→ **EXERCISE TASK**
Give back the full listing, character for character, with no pictures.

→ **RECORDED INFORMATION**
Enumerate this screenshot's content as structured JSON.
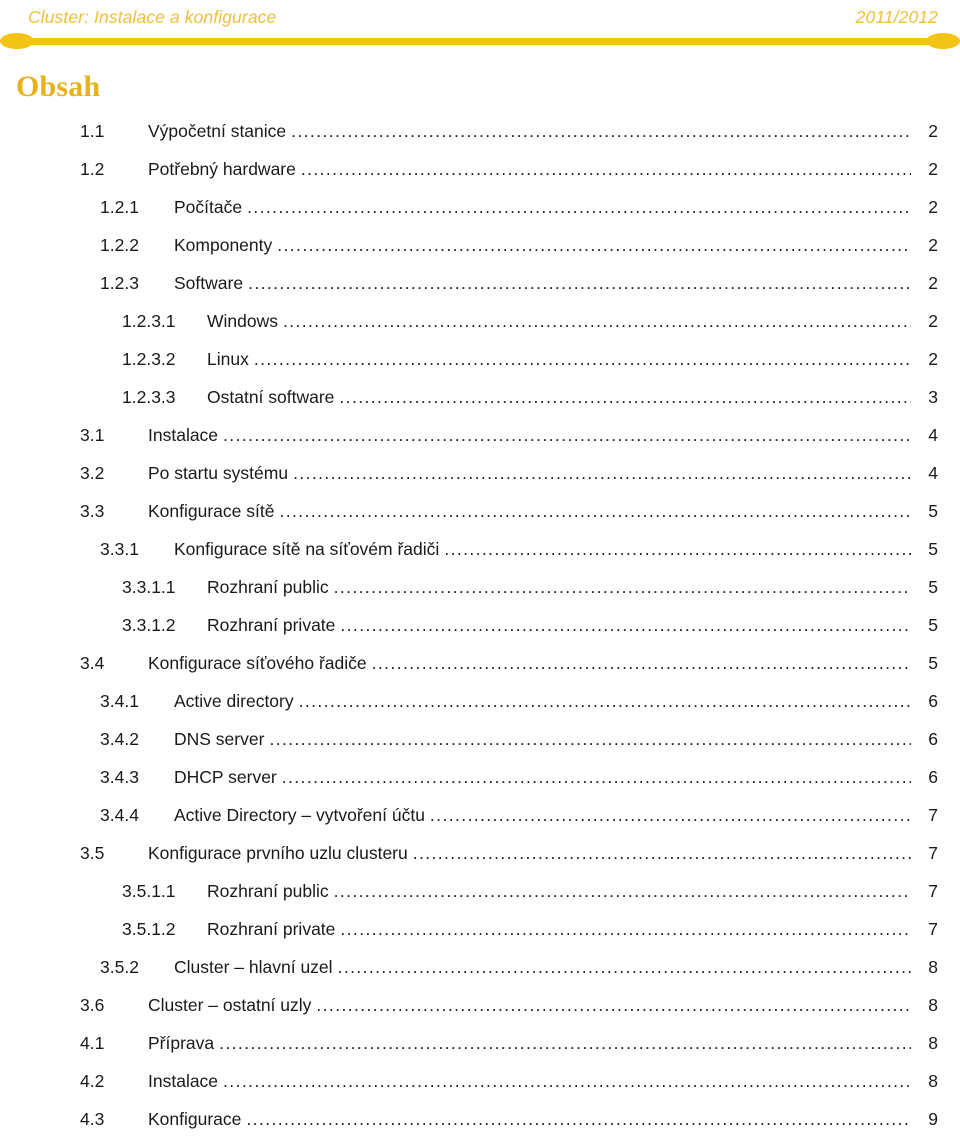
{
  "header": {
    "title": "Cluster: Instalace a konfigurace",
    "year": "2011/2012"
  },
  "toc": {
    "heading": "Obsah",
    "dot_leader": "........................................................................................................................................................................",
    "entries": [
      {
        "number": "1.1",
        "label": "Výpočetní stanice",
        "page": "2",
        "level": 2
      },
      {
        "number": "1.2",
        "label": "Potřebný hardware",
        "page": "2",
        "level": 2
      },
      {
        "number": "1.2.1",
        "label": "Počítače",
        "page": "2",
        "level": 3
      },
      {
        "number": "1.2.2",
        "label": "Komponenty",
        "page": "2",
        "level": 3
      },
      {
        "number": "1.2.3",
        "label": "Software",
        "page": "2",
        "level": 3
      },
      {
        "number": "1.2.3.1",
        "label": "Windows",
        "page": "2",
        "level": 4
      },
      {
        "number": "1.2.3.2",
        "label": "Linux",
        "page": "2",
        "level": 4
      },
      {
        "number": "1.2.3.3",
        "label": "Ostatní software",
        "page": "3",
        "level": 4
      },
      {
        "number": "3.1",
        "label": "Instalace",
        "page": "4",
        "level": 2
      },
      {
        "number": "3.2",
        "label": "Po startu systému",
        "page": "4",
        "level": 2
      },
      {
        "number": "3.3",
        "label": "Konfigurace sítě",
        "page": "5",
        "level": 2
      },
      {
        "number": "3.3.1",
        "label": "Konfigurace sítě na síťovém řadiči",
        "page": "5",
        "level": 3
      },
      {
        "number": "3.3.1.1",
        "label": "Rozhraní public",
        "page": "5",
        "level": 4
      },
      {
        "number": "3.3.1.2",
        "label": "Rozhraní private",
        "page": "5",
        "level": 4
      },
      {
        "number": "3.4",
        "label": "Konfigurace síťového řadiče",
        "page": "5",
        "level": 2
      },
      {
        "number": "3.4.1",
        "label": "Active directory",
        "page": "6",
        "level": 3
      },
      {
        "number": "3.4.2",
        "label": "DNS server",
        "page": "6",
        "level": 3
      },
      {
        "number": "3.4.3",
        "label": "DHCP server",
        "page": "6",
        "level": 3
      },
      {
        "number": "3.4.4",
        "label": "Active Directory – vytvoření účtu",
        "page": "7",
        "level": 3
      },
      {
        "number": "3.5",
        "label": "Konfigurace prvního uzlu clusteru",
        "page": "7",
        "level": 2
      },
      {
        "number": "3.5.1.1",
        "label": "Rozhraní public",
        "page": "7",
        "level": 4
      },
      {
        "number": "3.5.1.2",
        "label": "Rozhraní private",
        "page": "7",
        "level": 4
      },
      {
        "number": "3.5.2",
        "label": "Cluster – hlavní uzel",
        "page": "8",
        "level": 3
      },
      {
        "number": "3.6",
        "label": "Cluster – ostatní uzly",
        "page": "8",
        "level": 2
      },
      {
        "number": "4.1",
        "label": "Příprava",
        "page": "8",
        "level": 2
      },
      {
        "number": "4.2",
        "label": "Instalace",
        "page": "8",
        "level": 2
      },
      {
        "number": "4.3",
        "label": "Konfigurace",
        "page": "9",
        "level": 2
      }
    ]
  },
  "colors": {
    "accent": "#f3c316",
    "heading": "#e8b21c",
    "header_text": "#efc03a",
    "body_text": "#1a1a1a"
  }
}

→ **RESPONSE TO THE TASK**
Enumerate this screenshot's content as structured JSON.
{
  "header": {
    "title": "Cluster: Instalace a konfigurace",
    "year": "2011/2012"
  },
  "toc": {
    "heading": "Obsah",
    "dot_leader": "........................................................................................................................................................................",
    "entries": [
      {
        "number": "1.1",
        "label": "Výpočetní stanice",
        "page": "2",
        "level": 2
      },
      {
        "number": "1.2",
        "label": "Potřebný hardware",
        "page": "2",
        "level": 2
      },
      {
        "number": "1.2.1",
        "label": "Počítače",
        "page": "2",
        "level": 3
      },
      {
        "number": "1.2.2",
        "label": "Komponenty",
        "page": "2",
        "level": 3
      },
      {
        "number": "1.2.3",
        "label": "Software",
        "page": "2",
        "level": 3
      },
      {
        "number": "1.2.3.1",
        "label": "Windows",
        "page": "2",
        "level": 4
      },
      {
        "number": "1.2.3.2",
        "label": "Linux",
        "page": "2",
        "level": 4
      },
      {
        "number": "1.2.3.3",
        "label": "Ostatní software",
        "page": "3",
        "level": 4
      },
      {
        "number": "3.1",
        "label": "Instalace",
        "page": "4",
        "level": 2
      },
      {
        "number": "3.2",
        "label": "Po startu systému",
        "page": "4",
        "level": 2
      },
      {
        "number": "3.3",
        "label": "Konfigurace sítě",
        "page": "5",
        "level": 2
      },
      {
        "number": "3.3.1",
        "label": "Konfigurace sítě na síťovém řadiči",
        "page": "5",
        "level": 3
      },
      {
        "number": "3.3.1.1",
        "label": "Rozhraní public",
        "page": "5",
        "level": 4
      },
      {
        "number": "3.3.1.2",
        "label": "Rozhraní private",
        "page": "5",
        "level": 4
      },
      {
        "number": "3.4",
        "label": "Konfigurace síťového řadiče",
        "page": "5",
        "level": 2
      },
      {
        "number": "3.4.1",
        "label": "Active directory",
        "page": "6",
        "level": 3
      },
      {
        "number": "3.4.2",
        "label": "DNS server",
        "page": "6",
        "level": 3
      },
      {
        "number": "3.4.3",
        "label": "DHCP server",
        "page": "6",
        "level": 3
      },
      {
        "number": "3.4.4",
        "label": "Active Directory – vytvoření účtu",
        "page": "7",
        "level": 3
      },
      {
        "number": "3.5",
        "label": "Konfigurace prvního uzlu clusteru",
        "page": "7",
        "level": 2
      },
      {
        "number": "3.5.1.1",
        "label": "Rozhraní public",
        "page": "7",
        "level": 4
      },
      {
        "number": "3.5.1.2",
        "label": "Rozhraní private",
        "page": "7",
        "level": 4
      },
      {
        "number": "3.5.2",
        "label": "Cluster – hlavní uzel",
        "page": "8",
        "level": 3
      },
      {
        "number": "3.6",
        "label": "Cluster – ostatní uzly",
        "page": "8",
        "level": 2
      },
      {
        "number": "4.1",
        "label": "Příprava",
        "page": "8",
        "level": 2
      },
      {
        "number": "4.2",
        "label": "Instalace",
        "page": "8",
        "level": 2
      },
      {
        "number": "4.3",
        "label": "Konfigurace",
        "page": "9",
        "level": 2
      }
    ]
  },
  "colors": {
    "accent": "#f3c316",
    "heading": "#e8b21c",
    "header_text": "#efc03a",
    "body_text": "#1a1a1a"
  }
}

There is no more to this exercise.